▸ YOUR OBJECTIVE
You are to retype all of the data exactly as it appears.

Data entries

— BEGIN —

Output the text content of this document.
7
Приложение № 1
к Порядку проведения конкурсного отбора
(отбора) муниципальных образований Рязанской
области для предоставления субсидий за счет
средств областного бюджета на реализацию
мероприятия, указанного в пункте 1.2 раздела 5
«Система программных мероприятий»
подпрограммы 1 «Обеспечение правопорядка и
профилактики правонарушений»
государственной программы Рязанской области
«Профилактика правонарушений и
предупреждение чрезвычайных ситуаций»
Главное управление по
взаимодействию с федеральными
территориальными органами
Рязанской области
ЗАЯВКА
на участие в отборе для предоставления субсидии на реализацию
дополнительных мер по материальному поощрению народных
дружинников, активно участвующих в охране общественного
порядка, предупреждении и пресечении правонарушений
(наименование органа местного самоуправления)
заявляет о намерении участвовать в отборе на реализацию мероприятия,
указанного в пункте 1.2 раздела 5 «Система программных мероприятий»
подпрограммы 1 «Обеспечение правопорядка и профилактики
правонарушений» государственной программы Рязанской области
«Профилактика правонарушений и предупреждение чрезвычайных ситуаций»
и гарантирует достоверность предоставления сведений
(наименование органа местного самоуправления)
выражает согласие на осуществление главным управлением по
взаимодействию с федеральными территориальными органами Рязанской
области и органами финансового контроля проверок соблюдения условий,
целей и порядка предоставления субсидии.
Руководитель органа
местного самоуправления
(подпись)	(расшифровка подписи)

— END —

▸ EXERCISE SOLUTION
Output the text content of this document.
7
Приложение № 1
к Порядку проведения конкурсного отбора
(отбора) муниципальных образований Рязанской
области для предоставления субсидий за счет
средств областного бюджета на реализацию
мероприятия, указанного в пункте 1.2 раздела 5
«Система программных мероприятий»
подпрограммы 1 «Обеспечение правопорядка и
профилактики правонарушений»
государственной программы Рязанской области
«Профилактика правонарушений и
предупреждение чрезвычайных ситуаций»
Главное управление по
взаимодействию с федеральными
территориальными органами
Рязанской области
ЗАЯВКА
на участие в отборе для предоставления субсидии на реализацию
дополнительных мер по материальному поощрению народных
дружинников, активно участвующих в охране общественного
порядка, предупреждении и пресечении правонарушений
(наименование органа местного самоуправления)
заявляет о намерении участвовать в отборе на реализацию мероприятия,
указанного в пункте 1.2 раздела 5 «Система программных мероприятий»
подпрограммы 1 «Обеспечение правопорядка и профилактики
правонарушений» государственной программы Рязанской области
«Профилактика правонарушений и предупреждение чрезвычайных ситуаций»
и гарантирует достоверность предоставления сведений
(наименование органа местного самоуправления)
выражает согласие на осуществление главным управлением по
взаимодействию с федеральными территориальными органами Рязанской
области и органами финансового контроля проверок соблюдения условий,
целей и порядка предоставления субсидии.
Руководитель органа
местного самоуправления
(подпись)	(расшифровка подписи)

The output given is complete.